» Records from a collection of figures
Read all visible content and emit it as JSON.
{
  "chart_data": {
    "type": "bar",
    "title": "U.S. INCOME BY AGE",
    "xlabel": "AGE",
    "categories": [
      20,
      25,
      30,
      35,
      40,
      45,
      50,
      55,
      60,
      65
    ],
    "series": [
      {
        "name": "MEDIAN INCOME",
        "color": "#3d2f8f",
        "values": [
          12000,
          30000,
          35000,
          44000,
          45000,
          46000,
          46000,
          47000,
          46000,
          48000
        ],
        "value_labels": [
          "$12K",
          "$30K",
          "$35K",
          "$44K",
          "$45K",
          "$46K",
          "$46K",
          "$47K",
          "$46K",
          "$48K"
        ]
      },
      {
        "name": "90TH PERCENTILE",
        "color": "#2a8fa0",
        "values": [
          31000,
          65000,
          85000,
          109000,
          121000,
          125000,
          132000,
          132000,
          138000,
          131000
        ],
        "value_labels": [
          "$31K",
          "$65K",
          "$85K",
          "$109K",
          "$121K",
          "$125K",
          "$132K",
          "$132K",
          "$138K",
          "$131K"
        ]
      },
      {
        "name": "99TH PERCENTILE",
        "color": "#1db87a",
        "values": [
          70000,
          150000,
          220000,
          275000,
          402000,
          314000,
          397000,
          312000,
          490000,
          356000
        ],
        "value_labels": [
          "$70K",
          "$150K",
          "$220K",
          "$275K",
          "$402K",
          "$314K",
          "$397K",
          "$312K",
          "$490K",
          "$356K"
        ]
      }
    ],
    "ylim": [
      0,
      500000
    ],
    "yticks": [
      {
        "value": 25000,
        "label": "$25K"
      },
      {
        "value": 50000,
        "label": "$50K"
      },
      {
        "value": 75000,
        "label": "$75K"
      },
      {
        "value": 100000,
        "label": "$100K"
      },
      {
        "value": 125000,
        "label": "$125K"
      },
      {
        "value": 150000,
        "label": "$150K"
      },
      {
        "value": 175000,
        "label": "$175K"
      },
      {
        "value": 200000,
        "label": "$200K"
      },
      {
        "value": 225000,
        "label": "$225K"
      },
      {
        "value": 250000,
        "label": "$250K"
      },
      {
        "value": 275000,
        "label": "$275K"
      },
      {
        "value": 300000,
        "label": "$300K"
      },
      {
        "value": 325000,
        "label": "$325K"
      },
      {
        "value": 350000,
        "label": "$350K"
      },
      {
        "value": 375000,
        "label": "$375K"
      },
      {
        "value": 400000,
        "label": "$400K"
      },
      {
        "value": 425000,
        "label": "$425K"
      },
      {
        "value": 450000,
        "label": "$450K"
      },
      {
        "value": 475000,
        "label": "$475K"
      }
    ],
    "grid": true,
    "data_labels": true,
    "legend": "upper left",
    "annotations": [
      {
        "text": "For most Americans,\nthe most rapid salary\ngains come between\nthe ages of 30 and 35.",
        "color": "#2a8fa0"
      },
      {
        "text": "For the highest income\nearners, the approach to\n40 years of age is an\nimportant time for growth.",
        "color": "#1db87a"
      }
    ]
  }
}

» THE PROBLEM
Gather up the lines that contain the word "PERCENTILE".

» EXPECTED OUTPUT
        "name": "90TH PERCENTILE",
        "name": "99TH PERCENTILE",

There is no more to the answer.